(Records from a dataset)
****************
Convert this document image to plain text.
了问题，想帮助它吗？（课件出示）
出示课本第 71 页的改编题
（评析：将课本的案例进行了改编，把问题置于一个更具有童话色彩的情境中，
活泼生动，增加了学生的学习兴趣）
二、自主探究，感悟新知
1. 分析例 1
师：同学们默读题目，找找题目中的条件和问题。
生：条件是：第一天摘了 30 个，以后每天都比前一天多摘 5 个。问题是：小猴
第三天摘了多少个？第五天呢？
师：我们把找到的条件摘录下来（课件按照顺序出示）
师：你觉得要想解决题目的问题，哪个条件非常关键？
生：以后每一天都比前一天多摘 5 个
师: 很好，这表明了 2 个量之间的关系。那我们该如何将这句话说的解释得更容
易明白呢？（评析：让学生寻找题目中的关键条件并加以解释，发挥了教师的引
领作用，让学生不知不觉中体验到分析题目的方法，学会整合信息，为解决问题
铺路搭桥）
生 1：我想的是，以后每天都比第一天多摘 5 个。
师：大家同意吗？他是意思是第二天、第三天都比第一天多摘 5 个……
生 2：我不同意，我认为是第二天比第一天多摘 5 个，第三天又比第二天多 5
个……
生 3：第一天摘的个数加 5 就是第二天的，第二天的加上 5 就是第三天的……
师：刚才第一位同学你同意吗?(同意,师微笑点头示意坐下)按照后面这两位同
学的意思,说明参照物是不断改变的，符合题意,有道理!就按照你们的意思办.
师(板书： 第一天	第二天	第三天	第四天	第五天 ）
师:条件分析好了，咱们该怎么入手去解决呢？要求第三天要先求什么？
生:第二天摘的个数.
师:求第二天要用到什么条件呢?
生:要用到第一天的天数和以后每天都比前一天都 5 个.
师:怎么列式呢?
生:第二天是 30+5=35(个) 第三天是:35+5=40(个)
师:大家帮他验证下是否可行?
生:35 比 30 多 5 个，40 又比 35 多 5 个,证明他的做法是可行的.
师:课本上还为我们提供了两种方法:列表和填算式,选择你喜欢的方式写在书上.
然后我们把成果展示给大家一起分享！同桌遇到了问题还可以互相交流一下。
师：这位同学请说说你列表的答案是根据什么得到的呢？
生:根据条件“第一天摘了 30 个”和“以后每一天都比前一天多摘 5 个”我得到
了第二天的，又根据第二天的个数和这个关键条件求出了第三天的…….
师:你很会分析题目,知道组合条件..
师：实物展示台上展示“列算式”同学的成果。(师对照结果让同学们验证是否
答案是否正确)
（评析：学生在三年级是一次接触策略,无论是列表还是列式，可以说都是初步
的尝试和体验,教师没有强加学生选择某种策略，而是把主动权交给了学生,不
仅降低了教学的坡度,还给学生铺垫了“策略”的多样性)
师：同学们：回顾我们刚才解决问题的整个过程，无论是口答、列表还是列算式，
****************
**GIVEN PROBLEM:**
Copy out all lines that carry the word "以后每一天都比前一天多摘".

**RESPONSE TO THIS EXERCISE:**
生：以后每一天都比前一天多摘 5 个
生:根据条件“第一天摘了 30 个”和“以后每一天都比前一天多摘 5 个”我得到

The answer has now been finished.